_Instruction_:
Locate every line below that holds the string "modifier" and copy each one in full. Case counts.
--- START Dataset records ---
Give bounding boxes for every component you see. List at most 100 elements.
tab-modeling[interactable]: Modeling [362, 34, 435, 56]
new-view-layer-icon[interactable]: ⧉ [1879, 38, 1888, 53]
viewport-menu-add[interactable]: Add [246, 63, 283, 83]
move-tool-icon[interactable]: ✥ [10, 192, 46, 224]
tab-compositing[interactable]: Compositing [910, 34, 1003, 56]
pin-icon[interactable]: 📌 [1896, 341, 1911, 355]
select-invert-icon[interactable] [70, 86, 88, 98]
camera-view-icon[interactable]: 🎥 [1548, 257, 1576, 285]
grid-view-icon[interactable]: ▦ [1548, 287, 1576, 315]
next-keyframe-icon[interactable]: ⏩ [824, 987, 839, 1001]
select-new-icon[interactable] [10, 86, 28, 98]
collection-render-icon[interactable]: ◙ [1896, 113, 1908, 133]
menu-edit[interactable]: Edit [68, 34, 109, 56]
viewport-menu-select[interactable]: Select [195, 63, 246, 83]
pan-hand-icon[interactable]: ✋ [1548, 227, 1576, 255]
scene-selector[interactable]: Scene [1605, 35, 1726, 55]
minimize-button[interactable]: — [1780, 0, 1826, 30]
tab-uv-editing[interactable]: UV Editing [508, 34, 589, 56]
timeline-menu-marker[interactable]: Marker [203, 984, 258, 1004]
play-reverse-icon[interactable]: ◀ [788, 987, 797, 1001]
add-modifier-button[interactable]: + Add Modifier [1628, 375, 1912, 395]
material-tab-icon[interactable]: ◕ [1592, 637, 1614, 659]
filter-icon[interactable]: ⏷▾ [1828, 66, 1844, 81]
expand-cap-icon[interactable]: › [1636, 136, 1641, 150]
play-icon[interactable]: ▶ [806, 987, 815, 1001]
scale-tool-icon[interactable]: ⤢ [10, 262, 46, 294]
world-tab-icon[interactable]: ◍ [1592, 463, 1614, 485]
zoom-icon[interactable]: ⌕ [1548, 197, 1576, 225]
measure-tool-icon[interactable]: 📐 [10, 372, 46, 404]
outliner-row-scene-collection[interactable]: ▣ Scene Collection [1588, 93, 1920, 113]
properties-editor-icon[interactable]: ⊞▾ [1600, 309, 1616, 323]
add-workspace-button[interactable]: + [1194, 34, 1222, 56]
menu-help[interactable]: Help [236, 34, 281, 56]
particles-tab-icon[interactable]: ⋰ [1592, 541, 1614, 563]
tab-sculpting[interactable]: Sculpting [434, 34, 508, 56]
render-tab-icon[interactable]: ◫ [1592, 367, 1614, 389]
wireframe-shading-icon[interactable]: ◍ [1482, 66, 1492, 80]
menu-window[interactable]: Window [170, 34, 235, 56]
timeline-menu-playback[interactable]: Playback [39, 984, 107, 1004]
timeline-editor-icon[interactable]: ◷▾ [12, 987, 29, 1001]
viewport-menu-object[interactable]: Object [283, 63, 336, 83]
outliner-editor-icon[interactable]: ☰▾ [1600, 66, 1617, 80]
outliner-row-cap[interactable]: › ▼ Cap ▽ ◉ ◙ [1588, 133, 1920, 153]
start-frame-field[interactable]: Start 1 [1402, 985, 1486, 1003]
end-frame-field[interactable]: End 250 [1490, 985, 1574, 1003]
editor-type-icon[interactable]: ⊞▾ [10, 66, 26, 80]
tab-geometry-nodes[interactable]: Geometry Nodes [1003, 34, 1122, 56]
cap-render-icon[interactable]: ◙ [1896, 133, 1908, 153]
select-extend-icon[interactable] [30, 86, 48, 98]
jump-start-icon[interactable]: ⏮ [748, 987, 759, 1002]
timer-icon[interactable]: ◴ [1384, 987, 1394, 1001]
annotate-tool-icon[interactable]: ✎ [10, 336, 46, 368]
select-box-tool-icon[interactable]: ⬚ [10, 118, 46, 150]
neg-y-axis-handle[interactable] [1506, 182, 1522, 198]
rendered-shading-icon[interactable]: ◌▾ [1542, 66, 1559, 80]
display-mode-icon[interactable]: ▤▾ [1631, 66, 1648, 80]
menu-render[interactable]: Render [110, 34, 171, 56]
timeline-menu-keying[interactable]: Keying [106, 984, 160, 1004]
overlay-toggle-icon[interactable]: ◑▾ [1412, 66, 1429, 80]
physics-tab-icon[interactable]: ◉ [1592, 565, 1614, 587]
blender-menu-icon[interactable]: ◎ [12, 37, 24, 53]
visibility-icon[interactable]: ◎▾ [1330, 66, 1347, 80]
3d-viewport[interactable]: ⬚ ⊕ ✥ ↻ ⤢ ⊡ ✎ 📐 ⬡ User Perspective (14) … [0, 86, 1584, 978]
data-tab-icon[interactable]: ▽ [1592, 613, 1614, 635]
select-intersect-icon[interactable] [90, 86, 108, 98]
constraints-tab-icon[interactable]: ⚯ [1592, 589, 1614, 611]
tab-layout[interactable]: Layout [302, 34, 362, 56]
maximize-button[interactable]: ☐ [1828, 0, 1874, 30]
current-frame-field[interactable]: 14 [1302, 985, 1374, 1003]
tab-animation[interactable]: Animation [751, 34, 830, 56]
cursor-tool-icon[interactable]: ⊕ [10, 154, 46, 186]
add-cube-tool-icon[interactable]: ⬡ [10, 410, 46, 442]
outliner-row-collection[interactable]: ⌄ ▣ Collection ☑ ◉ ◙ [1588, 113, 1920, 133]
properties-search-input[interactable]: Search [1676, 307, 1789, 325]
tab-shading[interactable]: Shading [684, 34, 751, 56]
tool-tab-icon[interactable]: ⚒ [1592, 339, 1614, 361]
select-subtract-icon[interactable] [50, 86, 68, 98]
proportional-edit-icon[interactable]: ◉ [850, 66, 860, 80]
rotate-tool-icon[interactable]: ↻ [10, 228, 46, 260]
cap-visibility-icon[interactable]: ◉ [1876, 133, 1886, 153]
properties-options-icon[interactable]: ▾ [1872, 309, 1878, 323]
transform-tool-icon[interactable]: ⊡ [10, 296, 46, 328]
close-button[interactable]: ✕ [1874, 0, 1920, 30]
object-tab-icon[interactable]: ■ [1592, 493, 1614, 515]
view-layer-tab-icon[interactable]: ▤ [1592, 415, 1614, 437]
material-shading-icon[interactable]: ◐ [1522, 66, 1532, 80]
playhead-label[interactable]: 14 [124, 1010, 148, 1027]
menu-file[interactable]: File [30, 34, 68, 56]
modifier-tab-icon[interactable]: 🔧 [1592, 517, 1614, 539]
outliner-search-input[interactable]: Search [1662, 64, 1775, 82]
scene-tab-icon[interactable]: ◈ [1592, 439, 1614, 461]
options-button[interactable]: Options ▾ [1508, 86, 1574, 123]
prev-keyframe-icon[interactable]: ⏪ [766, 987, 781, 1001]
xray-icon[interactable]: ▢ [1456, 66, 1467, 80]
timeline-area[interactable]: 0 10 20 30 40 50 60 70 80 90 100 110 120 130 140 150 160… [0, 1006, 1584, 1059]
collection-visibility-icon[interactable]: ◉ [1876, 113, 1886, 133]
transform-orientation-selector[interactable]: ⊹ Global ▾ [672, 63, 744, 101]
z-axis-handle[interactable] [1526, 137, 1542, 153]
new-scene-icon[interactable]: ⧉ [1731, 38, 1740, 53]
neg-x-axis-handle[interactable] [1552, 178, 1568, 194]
--- END Dataset records ---
_Result below_:
add-modifier-button[interactable]: + Add Modifier [1628, 375, 1912, 395]
modifier-tab-icon[interactable]: 🔧 [1592, 517, 1614, 539]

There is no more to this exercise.